WHAT IS NEEDED:
Search the material for "GARF" and show all lines that contain it.

[SUPPLIED INFORMATION start]

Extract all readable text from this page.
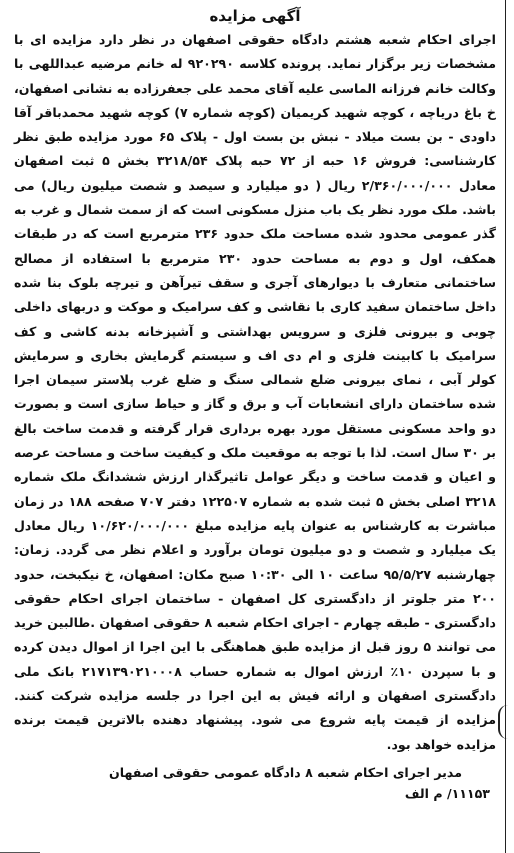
آگهی مزایده

اجرای احکام شعبه هشتم دادگاه حقوقی اصفهان در نظر دارد مزایده ای با مشخصات زیر برگزار نماید. پرونده کلاسه ۹۲۰۲۹۰ له خانم مرضیه عبداللهی با وکالت خانم فرزانه الماسی علیه آقای محمد علی جعفرزاده به نشانی اصفهان، خ باغ دریاچه ، کوچه شهید کریمیان (کوچه شماره ۷) کوچه شهید محمدباقر آقا داودی - بن بست میلاد - نبش بن بست اول - پلاک ۶۵ مورد مزایده طبق نظر کارشناسی: فروش ۱۶ حبه از ۷۲ حبه پلاک ۳۲۱۸/۵۴ بخش ۵ ثبت اصفهان معادل ۲/۳۶۰/۰۰۰/۰۰۰ ریال ( دو میلیارد و سیصد و شصت میلیون ریال) می باشد. ملک مورد نظر یک باب منزل مسکونی است که از سمت شمال و غرب به گذر عمومی محدود شده مساحت ملک حدود ۲۳۶ مترمربع است که در طبقات همکف، اول و دوم به مساحت حدود ۲۳۰ مترمربع با استفاده از مصالح ساختمانی متعارف با دیوارهای آجری و سقف تیرآهن و تیرچه بلوک بنا شده داخل ساختمان سفید کاری با نقاشی و کف سرامیک و موکت و دربهای داخلی چوبی و بیرونی فلزی و سرویس بهداشتی و آشپزخانه بدنه کاشی و کف سرامیک با کابینت فلزی و ام دی اف و سیستم گرمایش بخاری و سرمایش کولر آبی ، نمای بیرونی ضلع شمالی سنگ و ضلع غرب پلاستر سیمان اجرا شده ساختمان دارای انشعابات آب و برق و گاز و حیاط سازی است و بصورت دو واحد مسکونی مستقل مورد بهره برداری قرار گرفته و قدمت ساخت بالغ بر ۳۰ سال است. لذا با توجه به موقعیت ملک و کیفیت ساخت و مساحت عرصه و اعیان و قدمت ساخت و دیگر عوامل تاثیرگذار ارزش ششدانگ ملک شماره ۳۲۱۸ اصلی بخش ۵ ثبت شده به شماره ۱۲۲۵۰۷ دفتر ۷۰۷ صفحه ۱۸۸ در زمان مباشرت به کارشناس به عنوان پایه مزایده مبلغ ۱۰/۶۲۰/۰۰۰/۰۰۰ ریال معادل یک میلیارد و شصت و دو میلیون تومان برآورد و اعلام نظر می گردد. زمان: چهارشنبه ۹۵/۵/۲۷ ساعت ۱۰ الی ۱۰:۳۰ صبح مکان: اصفهان، خ نیکبخت، حدود ۲۰۰ متر جلوتر از دادگستری کل اصفهان - ساختمان اجرای احکام حقوقی دادگستری - طبقه چهارم - اجرای احکام شعبه ۸ حقوقی اصفهان .طالبین خرید می توانند ۵ روز قبل از مزایده طبق هماهنگی با این اجرا از اموال دیدن کرده و با سپردن ۱۰٪ ارزش اموال به شماره حساب ۲۱۷۱۳۹۰۲۱۰۰۰۸ بانک ملی دادگستری اصفهان و ارائه فیش به این اجرا در جلسه مزایده شرکت کنند. مزایده از قیمت پایه شروع می شود. پیشنهاد دهنده بالاترین قیمت برنده مزایده خواهد بود.

مدیر اجرای احکام شعبه ۸ دادگاه عمومی حقوقی اصفهان
۱۱۱۵۳/ م الف
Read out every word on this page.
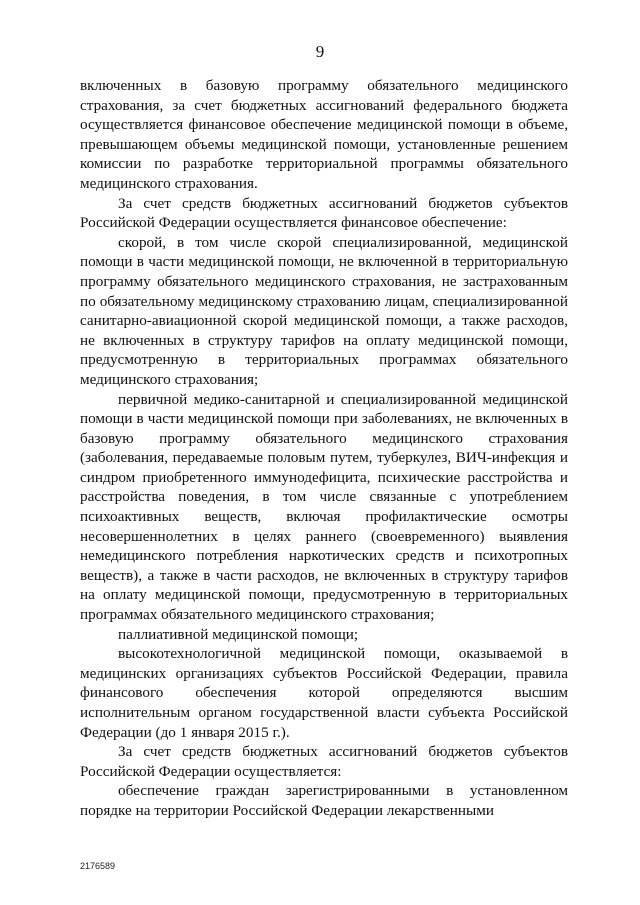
9

включенных в базовую программу обязательного медицинского страхования, за счет бюджетных ассигнований федерального бюджета осуществляется финансовое обеспечение медицинской помощи в объеме, превышающем объемы медицинской помощи, установленные решением комиссии по разработке территориальной программы обязательного медицинского страхования.

За счет средств бюджетных ассигнований бюджетов субъектов Российской Федерации осуществляется финансовое обеспечение:

скорой, в том числе скорой специализированной, медицинской помощи в части медицинской помощи, не включенной в территориальную программу обязательного медицинского страхования, не застрахованным по обязательному медицинскому страхованию лицам, специализированной санитарно-авиационной скорой медицинской помощи, а также расходов, не включенных в структуру тарифов на оплату медицинской помощи, предусмотренную в территориальных программах обязательного медицинского страхования;

первичной медико-санитарной и специализированной медицинской помощи в части медицинской помощи при заболеваниях, не включенных в базовую программу обязательного медицинского страхования (заболевания, передаваемые половым путем, туберкулез, ВИЧ-инфекция и синдром приобретенного иммунодефицита, психические расстройства и расстройства поведения, в том числе связанные с употреблением психоактивных веществ, включая профилактические осмотры несовершеннолетних в целях раннего (своевременного) выявления немедицинского потребления наркотических средств и психотропных веществ), а также в части расходов, не включенных в структуру тарифов на оплату медицинской помощи, предусмотренную в территориальных программах обязательного медицинского страхования;

паллиативной медицинской помощи;

высокотехнологичной медицинской помощи, оказываемой в медицинских организациях субъектов Российской Федерации, правила финансового обеспечения которой определяются высшим исполнительным органом государственной власти субъекта Российской Федерации (до 1 января 2015 г.).

За счет средств бюджетных ассигнований бюджетов субъектов Российской Федерации осуществляется:

обеспечение граждан зарегистрированными в установленном порядке на территории Российской Федерации лекарственными

2176589
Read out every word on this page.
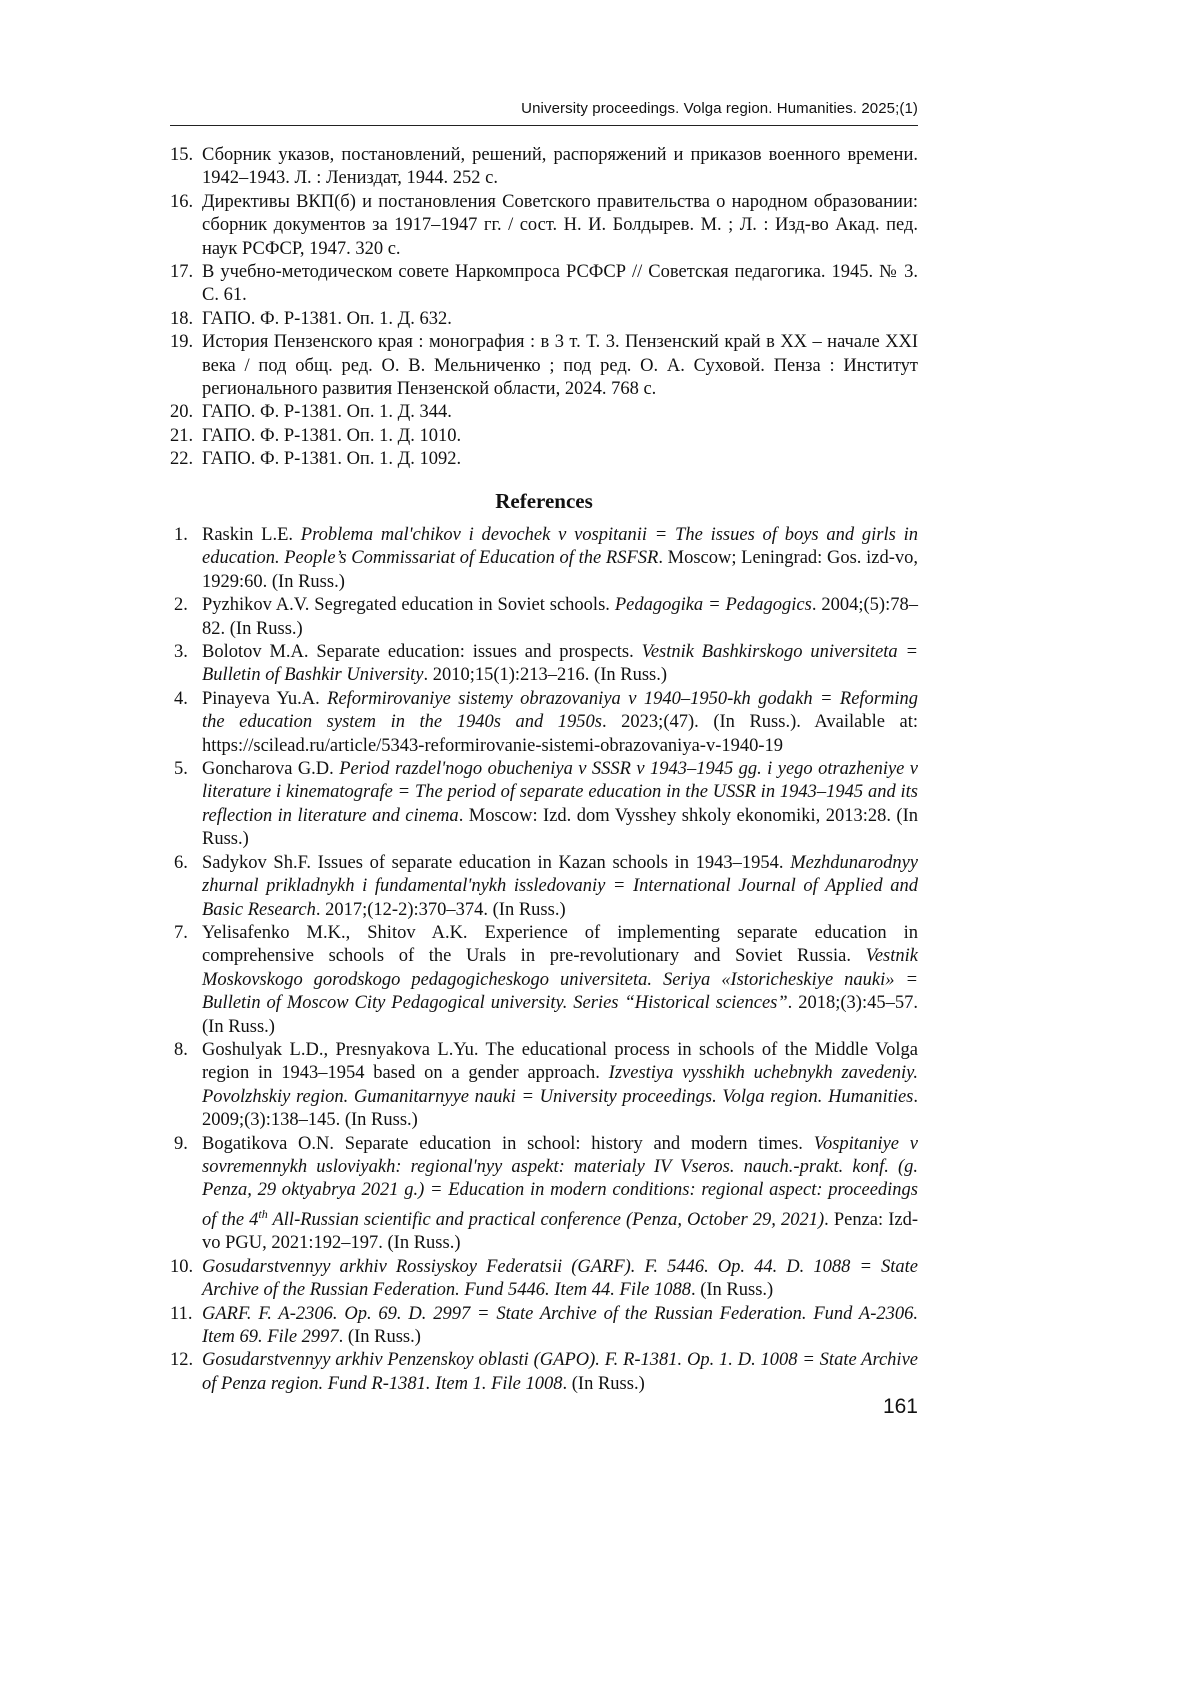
University proceedings. Volga region. Humanities. 2025;(1)
15. Сборник указов, постановлений, решений, распоряжений и приказов военного времени. 1942–1943. Л. : Лениздат, 1944. 252 с.
16. Директивы ВКП(б) и постановления Советского правительства о народном образовании: сборник документов за 1917–1947 гг. / сост. Н. И. Болдырев. М. ; Л. : Изд-во Акад. пед. наук РСФСР, 1947. 320 с.
17. В учебно-методическом совете Наркомпроса РСФСР // Советская педагогика. 1945. № 3. С. 61.
18. ГАПО. Ф. Р-1381. Оп. 1. Д. 632.
19. История Пензенского края : монография : в 3 т. Т. 3. Пензенский край в XX – начале XXI века / под общ. ред. О. В. Мельниченко ; под ред. О. А. Суховой. Пенза : Институт регионального развития Пензенской области, 2024. 768 с.
20. ГАПО. Ф. Р-1381. Оп. 1. Д. 344.
21. ГАПО. Ф. Р-1381. Оп. 1. Д. 1010.
22. ГАПО. Ф. Р-1381. Оп. 1. Д. 1092.
References
1. Raskin L.E. Problema mal'chikov i devochek v vospitanii = The issues of boys and girls in education. People’s Commissariat of Education of the RSFSR. Moscow; Leningrad: Gos. izd-vo, 1929:60. (In Russ.)
2. Pyzhikov A.V. Segregated education in Soviet schools. Pedagogika = Pedagogics. 2004;(5):78–82. (In Russ.)
3. Bolotov M.A. Separate education: issues and prospects. Vestnik Bashkirskogo universiteta = Bulletin of Bashkir University. 2010;15(1):213–216. (In Russ.)
4. Pinayeva Yu.A. Reformirovaniye sistemy obrazovaniya v 1940–1950-kh godakh = Reforming the education system in the 1940s and 1950s. 2023;(47). (In Russ.). Available at: https://scilead.ru/article/5343-reformirovanie-sistemi-obrazovaniya-v-1940-19
5. Goncharova G.D. Period razdel'nogo obucheniya v SSSR v 1943–1945 gg. i yego otrazheniye v literature i kinematografe = The period of separate education in the USSR in 1943–1945 and its reflection in literature and cinema. Moscow: Izd. dom Vysshey shkoly ekonomiki, 2013:28. (In Russ.)
6. Sadykov Sh.F. Issues of separate education in Kazan schools in 1943–1954. Mezhdunarodnyy zhurnal prikladnykh i fundamental'nykh issledovaniy = International Journal of Applied and Basic Research. 2017;(12-2):370–374. (In Russ.)
7. Yelisafenko M.K., Shitov A.K. Experience of implementing separate education in comprehensive schools of the Urals in pre-revolutionary and Soviet Russia. Vestnik Moskovskogo gorodskogo pedagogicheskogo universiteta. Seriya «Istoricheskiye nauki» = Bulletin of Moscow City Pedagogical university. Series “Historical sciences”. 2018;(3):45–57. (In Russ.)
8. Goshulyak L.D., Presnyakova L.Yu. The educational process in schools of the Middle Volga region in 1943–1954 based on a gender approach. Izvestiya vysshikh uchebnykh zavedeniy. Povolzhskiy region. Gumanitarnyye nauki = University proceedings. Volga region. Humanities. 2009;(3):138–145. (In Russ.)
9. Bogatikova O.N. Separate education in school: history and modern times. Vospitaniye v sovremennykh usloviyakh: regional'nyy aspekt: materialy IV Vseros. nauch.-prakt. konf. (g. Penza, 29 oktyabrya 2021 g.) = Education in modern conditions: regional aspect: proceedings of the 4th All-Russian scientific and practical conference (Penza, October 29, 2021). Penza: Izd-vo PGU, 2021:192–197. (In Russ.)
10. Gosudarstvennyy arkhiv Rossiyskoy Federatsii (GARF). F. 5446. Op. 44. D. 1088 = State Archive of the Russian Federation. Fund 5446. Item 44. File 1088. (In Russ.)
11. GARF. F. A-2306. Op. 69. D. 2997 = State Archive of the Russian Federation. Fund A-2306. Item 69. File 2997. (In Russ.)
12. Gosudarstvennyy arkhiv Penzenskoy oblasti (GAPO). F. R-1381. Op. 1. D. 1008 = State Archive of Penza region. Fund R-1381. Item 1. File 1008. (In Russ.)
161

[SUPPLIED INFORMATION end]

THE ANSWER:
10. Gosudarstvennyy arkhiv Rossiyskoy Federatsii (GARF). F. 5446. Op. 44. D. 1088 = State Archive of the Russian Federation. Fund 5446. Item 44. File 1088. (In Russ.)
11. GARF. F. A-2306. Op. 69. D. 2997 = State Archive of the Russian Federation. Fund A-2306. Item 69. File 2997. (In Russ.)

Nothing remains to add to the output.